» **Data for the task**:
◇ ◇ ◇ ◇ ◇ ◇ ◇

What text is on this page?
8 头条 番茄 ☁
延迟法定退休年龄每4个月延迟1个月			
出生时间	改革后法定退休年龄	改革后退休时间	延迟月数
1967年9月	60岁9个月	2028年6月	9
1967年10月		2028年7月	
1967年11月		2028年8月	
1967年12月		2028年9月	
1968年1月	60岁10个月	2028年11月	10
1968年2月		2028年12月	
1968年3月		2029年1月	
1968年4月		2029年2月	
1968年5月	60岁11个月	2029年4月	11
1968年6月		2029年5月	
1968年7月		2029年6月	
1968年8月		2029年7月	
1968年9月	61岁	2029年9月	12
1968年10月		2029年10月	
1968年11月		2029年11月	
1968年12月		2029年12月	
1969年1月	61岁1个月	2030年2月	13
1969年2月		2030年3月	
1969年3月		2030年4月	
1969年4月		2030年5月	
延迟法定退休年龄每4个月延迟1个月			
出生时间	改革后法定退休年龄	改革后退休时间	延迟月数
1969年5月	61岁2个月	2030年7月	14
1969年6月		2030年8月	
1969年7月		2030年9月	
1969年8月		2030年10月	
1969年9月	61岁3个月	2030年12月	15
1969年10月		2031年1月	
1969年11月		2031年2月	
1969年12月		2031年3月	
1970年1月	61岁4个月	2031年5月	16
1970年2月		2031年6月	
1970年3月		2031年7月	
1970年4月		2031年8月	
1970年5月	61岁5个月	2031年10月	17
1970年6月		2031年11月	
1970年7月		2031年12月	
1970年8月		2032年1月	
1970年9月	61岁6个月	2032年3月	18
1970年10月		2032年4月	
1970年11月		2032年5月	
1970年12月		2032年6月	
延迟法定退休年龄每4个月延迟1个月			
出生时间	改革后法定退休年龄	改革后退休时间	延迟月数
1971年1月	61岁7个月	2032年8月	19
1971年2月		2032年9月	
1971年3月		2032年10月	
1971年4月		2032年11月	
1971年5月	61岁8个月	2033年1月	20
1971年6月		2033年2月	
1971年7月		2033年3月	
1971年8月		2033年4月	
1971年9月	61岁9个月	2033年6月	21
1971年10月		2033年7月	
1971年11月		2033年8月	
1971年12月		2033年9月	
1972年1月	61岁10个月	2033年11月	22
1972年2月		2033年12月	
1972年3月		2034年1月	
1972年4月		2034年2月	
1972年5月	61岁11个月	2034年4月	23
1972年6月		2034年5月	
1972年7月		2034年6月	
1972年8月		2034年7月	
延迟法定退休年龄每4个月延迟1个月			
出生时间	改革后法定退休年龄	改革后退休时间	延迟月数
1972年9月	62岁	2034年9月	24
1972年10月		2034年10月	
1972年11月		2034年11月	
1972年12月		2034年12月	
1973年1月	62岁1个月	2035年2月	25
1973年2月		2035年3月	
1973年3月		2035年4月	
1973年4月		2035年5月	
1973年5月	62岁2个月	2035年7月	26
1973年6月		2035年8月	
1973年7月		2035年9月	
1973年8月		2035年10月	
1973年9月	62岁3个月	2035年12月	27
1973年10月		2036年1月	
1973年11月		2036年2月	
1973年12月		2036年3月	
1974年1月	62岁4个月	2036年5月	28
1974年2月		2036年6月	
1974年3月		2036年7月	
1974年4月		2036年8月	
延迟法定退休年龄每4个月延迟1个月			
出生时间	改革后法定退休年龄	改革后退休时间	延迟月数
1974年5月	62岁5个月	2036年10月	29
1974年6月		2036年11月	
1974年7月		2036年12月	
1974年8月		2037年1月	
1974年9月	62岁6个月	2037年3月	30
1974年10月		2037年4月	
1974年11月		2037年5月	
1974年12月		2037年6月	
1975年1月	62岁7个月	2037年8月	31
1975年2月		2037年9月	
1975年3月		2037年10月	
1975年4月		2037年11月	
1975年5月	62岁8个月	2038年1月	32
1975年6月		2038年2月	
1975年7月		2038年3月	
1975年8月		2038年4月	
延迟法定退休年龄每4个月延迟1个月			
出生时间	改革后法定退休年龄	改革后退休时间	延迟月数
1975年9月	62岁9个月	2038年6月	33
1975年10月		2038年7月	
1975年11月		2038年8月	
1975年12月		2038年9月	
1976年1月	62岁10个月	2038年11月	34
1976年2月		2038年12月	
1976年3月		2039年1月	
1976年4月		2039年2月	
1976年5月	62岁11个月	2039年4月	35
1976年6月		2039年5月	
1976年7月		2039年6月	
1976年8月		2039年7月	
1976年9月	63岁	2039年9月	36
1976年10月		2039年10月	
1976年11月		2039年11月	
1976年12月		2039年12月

◇ ◇ ◇ ◇ ◇ ◇ ◇

» **Aim of the task**: Type the material above out again, exactly.

» **Answer for this exercise**:
What text is on this page?
8 头条 番茄 ☁
延迟法定退休年龄每4个月延迟1个月			
出生时间	改革后法定退休年龄	改革后退休时间	延迟月数
1967年9月	60岁9个月	2028年6月	9
1967年10月		2028年7月	
1967年11月		2028年8月	
1967年12月		2028年9月	
1968年1月	60岁10个月	2028年11月	10
1968年2月		2028年12月	
1968年3月		2029年1月	
1968年4月		2029年2月	
1968年5月	60岁11个月	2029年4月	11
1968年6月		2029年5月	
1968年7月		2029年6月	
1968年8月		2029年7月	
1968年9月	61岁	2029年9月	12
1968年10月		2029年10月	
1968年11月		2029年11月	
1968年12月		2029年12月	
1969年1月	61岁1个月	2030年2月	13
1969年2月		2030年3月	
1969年3月		2030年4月	
1969年4月		2030年5月	
延迟法定退休年龄每4个月延迟1个月			
出生时间	改革后法定退休年龄	改革后退休时间	延迟月数
1969年5月	61岁2个月	2030年7月	14
1969年6月		2030年8月	
1969年7月		2030年9月	
1969年8月		2030年10月	
1969年9月	61岁3个月	2030年12月	15
1969年10月		2031年1月	
1969年11月		2031年2月	
1969年12月		2031年3月	
1970年1月	61岁4个月	2031年5月	16
1970年2月		2031年6月	
1970年3月		2031年7月	
1970年4月		2031年8月	
1970年5月	61岁5个月	2031年10月	17
1970年6月		2031年11月	
1970年7月		2031年12月	
1970年8月		2032年1月	
1970年9月	61岁6个月	2032年3月	18
1970年10月		2032年4月	
1970年11月		2032年5月	
1970年12月		2032年6月	
延迟法定退休年龄每4个月延迟1个月			
出生时间	改革后法定退休年龄	改革后退休时间	延迟月数
1971年1月	61岁7个月	2032年8月	19
1971年2月		2032年9月	
1971年3月		2032年10月	
1971年4月		2032年11月	
1971年5月	61岁8个月	2033年1月	20
1971年6月		2033年2月	
1971年7月		2033年3月	
1971年8月		2033年4月	
1971年9月	61岁9个月	2033年6月	21
1971年10月		2033年7月	
1971年11月		2033年8月	
1971年12月		2033年9月	
1972年1月	61岁10个月	2033年11月	22
1972年2月		2033年12月	
1972年3月		2034年1月	
1972年4月		2034年2月	
1972年5月	61岁11个月	2034年4月	23
1972年6月		2034年5月	
1972年7月		2034年6月	
1972年8月		2034年7月	
延迟法定退休年龄每4个月延迟1个月			
出生时间	改革后法定退休年龄	改革后退休时间	延迟月数
1972年9月	62岁	2034年9月	24
1972年10月		2034年10月	
1972年11月		2034年11月	
1972年12月		2034年12月	
1973年1月	62岁1个月	2035年2月	25
1973年2月		2035年3月	
1973年3月		2035年4月	
1973年4月		2035年5月	
1973年5月	62岁2个月	2035年7月	26
1973年6月		2035年8月	
1973年7月		2035年9月	
1973年8月		2035年10月	
1973年9月	62岁3个月	2035年12月	27
1973年10月		2036年1月	
1973年11月		2036年2月	
1973年12月		2036年3月	
1974年1月	62岁4个月	2036年5月	28
1974年2月		2036年6月	
1974年3月		2036年7月	
1974年4月		2036年8月	
延迟法定退休年龄每4个月延迟1个月			
出生时间	改革后法定退休年龄	改革后退休时间	延迟月数
1974年5月	62岁5个月	2036年10月	29
1974年6月		2036年11月	
1974年7月		2036年12月	
1974年8月		2037年1月	
1974年9月	62岁6个月	2037年3月	30
1974年10月		2037年4月	
1974年11月		2037年5月	
1974年12月		2037年6月	
1975年1月	62岁7个月	2037年8月	31
1975年2月		2037年9月	
1975年3月		2037年10月	
1975年4月		2037年11月	
1975年5月	62岁8个月	2038年1月	32
1975年6月		2038年2月	
1975年7月		2038年3月	
1975年8月		2038年4月	
延迟法定退休年龄每4个月延迟1个月			
出生时间	改革后法定退休年龄	改革后退休时间	延迟月数
1975年9月	62岁9个月	2038年6月	33
1975年10月		2038年7月	
1975年11月		2038年8月	
1975年12月		2038年9月	
1976年1月	62岁10个月	2038年11月	34
1976年2月		2038年12月	
1976年3月		2039年1月	
1976年4月		2039年2月	
1976年5月	62岁11个月	2039年4月	35
1976年6月		2039年5月	
1976年7月		2039年6月	
1976年8月		2039年7月	
1976年9月	63岁	2039年9月	36
1976年10月		2039年10月	
1976年11月		2039年11月	
1976年12月		2039年12月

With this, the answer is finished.